TASK INPUT ::
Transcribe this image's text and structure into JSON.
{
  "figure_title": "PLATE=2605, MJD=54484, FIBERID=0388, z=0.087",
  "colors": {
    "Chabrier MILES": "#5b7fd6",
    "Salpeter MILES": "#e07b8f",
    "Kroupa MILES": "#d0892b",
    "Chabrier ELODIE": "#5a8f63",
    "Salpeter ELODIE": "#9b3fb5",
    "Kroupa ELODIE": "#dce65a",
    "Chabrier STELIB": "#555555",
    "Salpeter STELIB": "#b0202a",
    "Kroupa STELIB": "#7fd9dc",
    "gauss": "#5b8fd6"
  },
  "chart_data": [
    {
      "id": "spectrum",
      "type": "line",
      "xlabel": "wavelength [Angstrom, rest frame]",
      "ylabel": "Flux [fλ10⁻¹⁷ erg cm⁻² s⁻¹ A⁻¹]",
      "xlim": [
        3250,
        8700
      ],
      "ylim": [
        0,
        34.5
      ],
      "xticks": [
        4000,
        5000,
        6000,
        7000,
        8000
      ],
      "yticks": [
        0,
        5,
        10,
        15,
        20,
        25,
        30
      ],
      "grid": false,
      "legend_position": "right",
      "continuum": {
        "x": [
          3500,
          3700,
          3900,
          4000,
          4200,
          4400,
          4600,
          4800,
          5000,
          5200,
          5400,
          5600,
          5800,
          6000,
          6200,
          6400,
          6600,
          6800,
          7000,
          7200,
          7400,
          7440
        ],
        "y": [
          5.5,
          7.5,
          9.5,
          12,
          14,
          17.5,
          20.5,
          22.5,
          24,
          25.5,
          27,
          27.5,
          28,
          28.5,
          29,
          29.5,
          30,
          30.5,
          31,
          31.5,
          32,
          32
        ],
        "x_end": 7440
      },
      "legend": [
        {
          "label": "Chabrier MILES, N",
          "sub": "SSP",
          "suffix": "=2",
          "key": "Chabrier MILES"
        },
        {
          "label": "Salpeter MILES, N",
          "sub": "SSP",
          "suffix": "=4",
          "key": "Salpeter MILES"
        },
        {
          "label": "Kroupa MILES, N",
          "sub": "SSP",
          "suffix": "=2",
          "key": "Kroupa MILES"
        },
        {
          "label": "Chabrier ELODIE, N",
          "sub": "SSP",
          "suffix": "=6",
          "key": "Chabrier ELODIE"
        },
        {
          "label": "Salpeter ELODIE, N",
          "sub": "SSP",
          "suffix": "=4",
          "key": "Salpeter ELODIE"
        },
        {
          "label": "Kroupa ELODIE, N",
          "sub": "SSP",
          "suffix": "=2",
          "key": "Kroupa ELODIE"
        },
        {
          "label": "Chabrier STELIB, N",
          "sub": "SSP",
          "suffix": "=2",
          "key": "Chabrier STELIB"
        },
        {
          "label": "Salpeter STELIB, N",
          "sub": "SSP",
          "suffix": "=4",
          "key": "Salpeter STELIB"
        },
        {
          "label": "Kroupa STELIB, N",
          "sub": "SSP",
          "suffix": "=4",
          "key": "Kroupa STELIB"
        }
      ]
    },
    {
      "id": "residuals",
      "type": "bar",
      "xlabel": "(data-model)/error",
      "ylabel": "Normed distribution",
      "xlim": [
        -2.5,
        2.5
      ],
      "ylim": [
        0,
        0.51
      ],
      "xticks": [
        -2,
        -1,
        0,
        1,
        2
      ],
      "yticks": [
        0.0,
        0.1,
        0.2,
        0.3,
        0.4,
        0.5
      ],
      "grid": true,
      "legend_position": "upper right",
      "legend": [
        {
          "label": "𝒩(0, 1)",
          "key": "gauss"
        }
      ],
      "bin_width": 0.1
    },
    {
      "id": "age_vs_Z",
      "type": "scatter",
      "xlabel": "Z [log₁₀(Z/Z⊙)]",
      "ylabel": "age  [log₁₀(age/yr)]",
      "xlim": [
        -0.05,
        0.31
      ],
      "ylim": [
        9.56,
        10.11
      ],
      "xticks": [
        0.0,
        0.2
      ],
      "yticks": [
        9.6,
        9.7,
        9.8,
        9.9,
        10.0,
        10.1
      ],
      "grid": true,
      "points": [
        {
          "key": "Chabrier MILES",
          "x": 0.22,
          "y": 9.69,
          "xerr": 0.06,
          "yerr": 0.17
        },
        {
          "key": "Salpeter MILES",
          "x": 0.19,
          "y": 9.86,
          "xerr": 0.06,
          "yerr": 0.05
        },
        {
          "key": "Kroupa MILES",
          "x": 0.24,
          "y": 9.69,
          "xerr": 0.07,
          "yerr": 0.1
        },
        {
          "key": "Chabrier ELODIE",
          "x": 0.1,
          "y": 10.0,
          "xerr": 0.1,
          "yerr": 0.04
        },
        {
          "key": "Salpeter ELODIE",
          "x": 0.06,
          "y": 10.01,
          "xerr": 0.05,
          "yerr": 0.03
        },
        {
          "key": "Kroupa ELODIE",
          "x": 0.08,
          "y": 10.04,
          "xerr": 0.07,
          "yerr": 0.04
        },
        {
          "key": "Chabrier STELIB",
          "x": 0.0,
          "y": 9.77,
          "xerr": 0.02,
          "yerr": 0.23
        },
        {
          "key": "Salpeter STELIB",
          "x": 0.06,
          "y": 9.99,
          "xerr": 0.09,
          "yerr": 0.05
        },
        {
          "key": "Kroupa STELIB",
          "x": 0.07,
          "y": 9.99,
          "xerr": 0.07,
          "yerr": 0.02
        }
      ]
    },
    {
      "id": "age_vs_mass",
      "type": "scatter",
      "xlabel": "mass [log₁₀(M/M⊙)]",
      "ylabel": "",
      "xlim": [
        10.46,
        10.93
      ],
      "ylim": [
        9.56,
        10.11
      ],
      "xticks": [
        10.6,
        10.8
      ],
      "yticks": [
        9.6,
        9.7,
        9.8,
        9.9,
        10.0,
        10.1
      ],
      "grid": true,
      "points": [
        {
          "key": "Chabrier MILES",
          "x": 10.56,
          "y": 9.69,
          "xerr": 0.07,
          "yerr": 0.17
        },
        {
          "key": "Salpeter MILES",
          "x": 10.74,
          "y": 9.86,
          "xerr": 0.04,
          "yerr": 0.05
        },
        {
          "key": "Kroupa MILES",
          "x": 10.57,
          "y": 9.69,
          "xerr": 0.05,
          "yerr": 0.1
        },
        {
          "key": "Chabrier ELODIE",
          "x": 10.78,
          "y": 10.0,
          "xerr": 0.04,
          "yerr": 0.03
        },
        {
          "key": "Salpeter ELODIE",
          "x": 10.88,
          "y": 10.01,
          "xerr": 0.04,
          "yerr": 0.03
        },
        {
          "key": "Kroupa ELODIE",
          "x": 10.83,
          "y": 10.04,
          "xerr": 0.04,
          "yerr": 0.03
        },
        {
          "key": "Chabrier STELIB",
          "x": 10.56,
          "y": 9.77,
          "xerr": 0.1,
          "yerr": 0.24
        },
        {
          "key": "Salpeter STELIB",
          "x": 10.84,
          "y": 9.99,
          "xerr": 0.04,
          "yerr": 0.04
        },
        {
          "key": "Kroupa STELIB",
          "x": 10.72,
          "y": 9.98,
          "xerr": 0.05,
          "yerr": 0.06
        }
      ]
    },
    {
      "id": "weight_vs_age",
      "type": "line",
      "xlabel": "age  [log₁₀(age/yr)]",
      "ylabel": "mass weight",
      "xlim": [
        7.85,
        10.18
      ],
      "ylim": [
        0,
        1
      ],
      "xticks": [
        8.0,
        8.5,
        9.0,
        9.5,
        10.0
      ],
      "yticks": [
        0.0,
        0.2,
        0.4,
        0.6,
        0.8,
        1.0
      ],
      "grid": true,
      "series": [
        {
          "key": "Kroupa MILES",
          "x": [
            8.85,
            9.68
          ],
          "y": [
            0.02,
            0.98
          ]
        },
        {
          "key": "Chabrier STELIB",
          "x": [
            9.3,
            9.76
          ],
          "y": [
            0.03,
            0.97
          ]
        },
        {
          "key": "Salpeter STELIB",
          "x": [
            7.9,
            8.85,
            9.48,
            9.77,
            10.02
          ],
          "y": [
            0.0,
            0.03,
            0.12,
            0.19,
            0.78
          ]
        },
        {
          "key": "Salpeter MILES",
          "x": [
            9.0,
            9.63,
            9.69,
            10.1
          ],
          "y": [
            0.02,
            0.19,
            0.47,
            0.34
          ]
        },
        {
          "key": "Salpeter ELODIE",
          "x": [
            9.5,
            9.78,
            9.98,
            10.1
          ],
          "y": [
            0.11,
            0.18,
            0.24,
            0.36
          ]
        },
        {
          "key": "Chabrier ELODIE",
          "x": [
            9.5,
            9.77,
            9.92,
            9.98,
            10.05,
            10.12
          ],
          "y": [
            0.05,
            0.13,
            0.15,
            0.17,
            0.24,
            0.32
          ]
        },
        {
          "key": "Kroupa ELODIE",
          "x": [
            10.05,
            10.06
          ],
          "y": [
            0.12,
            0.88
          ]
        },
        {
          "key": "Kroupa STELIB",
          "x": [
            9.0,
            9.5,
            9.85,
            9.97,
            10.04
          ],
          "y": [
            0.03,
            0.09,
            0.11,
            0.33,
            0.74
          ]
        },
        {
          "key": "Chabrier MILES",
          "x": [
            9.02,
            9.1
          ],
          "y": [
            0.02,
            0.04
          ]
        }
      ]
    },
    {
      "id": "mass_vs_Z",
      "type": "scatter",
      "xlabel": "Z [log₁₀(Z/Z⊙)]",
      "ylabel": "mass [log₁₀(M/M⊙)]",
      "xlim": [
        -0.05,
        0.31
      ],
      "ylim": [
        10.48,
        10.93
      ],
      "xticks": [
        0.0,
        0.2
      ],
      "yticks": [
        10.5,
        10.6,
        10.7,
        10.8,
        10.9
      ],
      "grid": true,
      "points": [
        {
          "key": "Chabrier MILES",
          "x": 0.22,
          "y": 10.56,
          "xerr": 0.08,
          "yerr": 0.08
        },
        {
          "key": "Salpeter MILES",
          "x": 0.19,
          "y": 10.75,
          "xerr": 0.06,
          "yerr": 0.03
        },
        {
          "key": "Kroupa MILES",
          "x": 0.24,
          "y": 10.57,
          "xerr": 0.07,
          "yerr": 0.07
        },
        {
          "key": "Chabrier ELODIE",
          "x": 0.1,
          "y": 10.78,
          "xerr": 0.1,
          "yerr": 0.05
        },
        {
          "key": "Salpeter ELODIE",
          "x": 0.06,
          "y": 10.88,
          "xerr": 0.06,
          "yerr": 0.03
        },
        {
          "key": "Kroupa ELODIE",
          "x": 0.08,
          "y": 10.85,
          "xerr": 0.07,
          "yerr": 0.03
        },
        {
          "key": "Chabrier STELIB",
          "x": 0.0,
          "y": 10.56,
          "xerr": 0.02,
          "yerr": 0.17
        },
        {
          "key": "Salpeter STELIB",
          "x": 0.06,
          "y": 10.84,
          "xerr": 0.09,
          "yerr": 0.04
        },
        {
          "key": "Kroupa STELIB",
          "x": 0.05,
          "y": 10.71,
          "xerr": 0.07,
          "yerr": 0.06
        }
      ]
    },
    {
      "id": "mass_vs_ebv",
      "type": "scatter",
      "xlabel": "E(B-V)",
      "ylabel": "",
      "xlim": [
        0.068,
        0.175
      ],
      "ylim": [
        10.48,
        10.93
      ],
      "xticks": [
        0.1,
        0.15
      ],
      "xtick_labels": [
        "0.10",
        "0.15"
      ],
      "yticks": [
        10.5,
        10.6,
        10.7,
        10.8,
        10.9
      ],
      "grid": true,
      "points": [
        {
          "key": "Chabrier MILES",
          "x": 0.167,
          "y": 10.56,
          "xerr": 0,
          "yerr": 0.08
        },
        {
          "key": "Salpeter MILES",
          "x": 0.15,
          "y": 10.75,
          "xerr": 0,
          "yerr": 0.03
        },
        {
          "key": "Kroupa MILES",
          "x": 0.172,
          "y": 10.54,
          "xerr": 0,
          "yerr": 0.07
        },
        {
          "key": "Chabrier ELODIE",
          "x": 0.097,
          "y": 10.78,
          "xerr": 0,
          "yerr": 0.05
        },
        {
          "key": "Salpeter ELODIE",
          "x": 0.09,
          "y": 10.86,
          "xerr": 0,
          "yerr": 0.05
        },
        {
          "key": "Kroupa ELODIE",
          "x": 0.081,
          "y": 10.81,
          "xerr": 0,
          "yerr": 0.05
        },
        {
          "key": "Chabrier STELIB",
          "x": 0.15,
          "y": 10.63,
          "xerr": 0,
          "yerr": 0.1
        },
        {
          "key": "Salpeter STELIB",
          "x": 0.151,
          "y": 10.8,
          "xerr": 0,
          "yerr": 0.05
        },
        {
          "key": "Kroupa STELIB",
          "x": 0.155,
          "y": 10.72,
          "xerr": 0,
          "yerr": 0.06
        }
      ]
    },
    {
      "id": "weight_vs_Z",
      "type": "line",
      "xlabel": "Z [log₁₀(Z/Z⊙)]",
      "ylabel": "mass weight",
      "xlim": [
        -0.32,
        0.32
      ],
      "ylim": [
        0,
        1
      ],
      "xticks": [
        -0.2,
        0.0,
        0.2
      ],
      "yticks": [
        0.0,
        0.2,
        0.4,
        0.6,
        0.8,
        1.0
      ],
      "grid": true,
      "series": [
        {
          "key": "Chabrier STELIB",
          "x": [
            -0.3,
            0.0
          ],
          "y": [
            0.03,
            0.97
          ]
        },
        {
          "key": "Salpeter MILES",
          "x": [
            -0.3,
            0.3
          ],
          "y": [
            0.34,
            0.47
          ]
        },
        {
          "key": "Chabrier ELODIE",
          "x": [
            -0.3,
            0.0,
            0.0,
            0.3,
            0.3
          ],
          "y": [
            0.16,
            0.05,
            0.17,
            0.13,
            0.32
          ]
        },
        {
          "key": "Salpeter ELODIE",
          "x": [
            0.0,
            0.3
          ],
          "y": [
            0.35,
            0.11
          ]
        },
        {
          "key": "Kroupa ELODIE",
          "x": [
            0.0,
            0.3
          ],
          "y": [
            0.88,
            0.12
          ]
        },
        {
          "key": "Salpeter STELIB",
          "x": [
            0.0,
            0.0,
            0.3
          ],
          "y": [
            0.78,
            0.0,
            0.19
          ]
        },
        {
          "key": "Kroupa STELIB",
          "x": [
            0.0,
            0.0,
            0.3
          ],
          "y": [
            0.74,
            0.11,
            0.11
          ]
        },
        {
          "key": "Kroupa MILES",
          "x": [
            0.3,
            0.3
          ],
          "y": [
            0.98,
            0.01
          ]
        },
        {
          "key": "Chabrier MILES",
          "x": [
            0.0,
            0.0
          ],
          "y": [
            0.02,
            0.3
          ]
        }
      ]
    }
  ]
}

YOUR INSTRUCTIONS ::
Among the lines of the material, find those that hold the word "xlabel" and copy them.

EXERCISE SOLUTION ::
      "xlabel": "wavelength [Angstrom, rest frame]",
      "xlabel": "(data-model)/error",
      "xlabel": "Z [log₁₀(Z/Z⊙)]",
      "xlabel": "mass [log₁₀(M/M⊙)]",
      "xlabel": "age  [log₁₀(age/yr)]",
      "xlabel": "Z [log₁₀(Z/Z⊙)]",
      "xlabel": "E(B-V)",
      "xlabel": "Z [log₁₀(Z/Z⊙)]",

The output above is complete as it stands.